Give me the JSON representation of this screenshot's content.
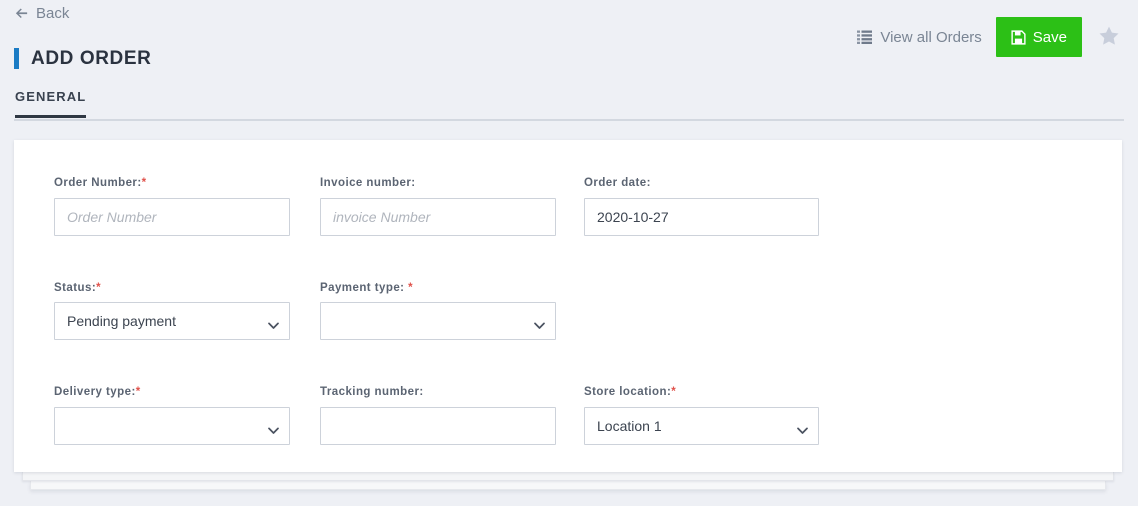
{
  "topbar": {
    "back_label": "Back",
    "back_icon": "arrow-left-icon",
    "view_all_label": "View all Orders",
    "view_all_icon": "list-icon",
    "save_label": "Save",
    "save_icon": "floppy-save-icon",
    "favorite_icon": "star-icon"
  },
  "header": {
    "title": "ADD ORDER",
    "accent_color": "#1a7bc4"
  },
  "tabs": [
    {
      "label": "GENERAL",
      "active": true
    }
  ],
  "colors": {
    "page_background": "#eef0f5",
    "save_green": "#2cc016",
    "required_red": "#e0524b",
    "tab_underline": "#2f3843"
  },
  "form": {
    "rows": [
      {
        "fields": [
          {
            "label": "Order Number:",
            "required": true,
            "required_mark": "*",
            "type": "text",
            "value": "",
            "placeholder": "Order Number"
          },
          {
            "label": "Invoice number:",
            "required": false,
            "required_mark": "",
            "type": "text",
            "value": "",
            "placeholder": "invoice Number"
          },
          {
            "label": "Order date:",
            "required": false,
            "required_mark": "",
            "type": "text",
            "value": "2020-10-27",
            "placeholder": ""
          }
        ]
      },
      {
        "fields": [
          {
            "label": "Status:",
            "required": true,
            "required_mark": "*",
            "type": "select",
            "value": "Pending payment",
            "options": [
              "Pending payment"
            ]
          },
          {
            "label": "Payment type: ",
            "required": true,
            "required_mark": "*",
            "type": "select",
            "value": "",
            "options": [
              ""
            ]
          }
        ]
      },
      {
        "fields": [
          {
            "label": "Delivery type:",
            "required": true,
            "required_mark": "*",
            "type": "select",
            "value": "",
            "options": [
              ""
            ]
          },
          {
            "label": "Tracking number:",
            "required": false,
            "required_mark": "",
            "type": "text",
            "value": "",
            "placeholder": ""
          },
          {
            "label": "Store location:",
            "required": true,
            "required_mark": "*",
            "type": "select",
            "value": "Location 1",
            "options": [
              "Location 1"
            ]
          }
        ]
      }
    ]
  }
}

▶ **INSTRUCTIONS FOR THE TASK**
Give the data again exactly as written, with all pictures left out.

▶ **THE COMPLETED TASK**
Give me the JSON representation of this screenshot's content.
{
  "topbar": {
    "back_label": "Back",
    "back_icon": "arrow-left-icon",
    "view_all_label": "View all Orders",
    "view_all_icon": "list-icon",
    "save_label": "Save",
    "save_icon": "floppy-save-icon",
    "favorite_icon": "star-icon"
  },
  "header": {
    "title": "ADD ORDER",
    "accent_color": "#1a7bc4"
  },
  "tabs": [
    {
      "label": "GENERAL",
      "active": true
    }
  ],
  "colors": {
    "page_background": "#eef0f5",
    "save_green": "#2cc016",
    "required_red": "#e0524b",
    "tab_underline": "#2f3843"
  },
  "form": {
    "rows": [
      {
        "fields": [
          {
            "label": "Order Number:",
            "required": true,
            "required_mark": "*",
            "type": "text",
            "value": "",
            "placeholder": "Order Number"
          },
          {
            "label": "Invoice number:",
            "required": false,
            "required_mark": "",
            "type": "text",
            "value": "",
            "placeholder": "invoice Number"
          },
          {
            "label": "Order date:",
            "required": false,
            "required_mark": "",
            "type": "text",
            "value": "2020-10-27",
            "placeholder": ""
          }
        ]
      },
      {
        "fields": [
          {
            "label": "Status:",
            "required": true,
            "required_mark": "*",
            "type": "select",
            "value": "Pending payment",
            "options": [
              "Pending payment"
            ]
          },
          {
            "label": "Payment type: ",
            "required": true,
            "required_mark": "*",
            "type": "select",
            "value": "",
            "options": [
              ""
            ]
          }
        ]
      },
      {
        "fields": [
          {
            "label": "Delivery type:",
            "required": true,
            "required_mark": "*",
            "type": "select",
            "value": "",
            "options": [
              ""
            ]
          },
          {
            "label": "Tracking number:",
            "required": false,
            "required_mark": "",
            "type": "text",
            "value": "",
            "placeholder": ""
          },
          {
            "label": "Store location:",
            "required": true,
            "required_mark": "*",
            "type": "select",
            "value": "Location 1",
            "options": [
              "Location 1"
            ]
          }
        ]
      }
    ]
  }
}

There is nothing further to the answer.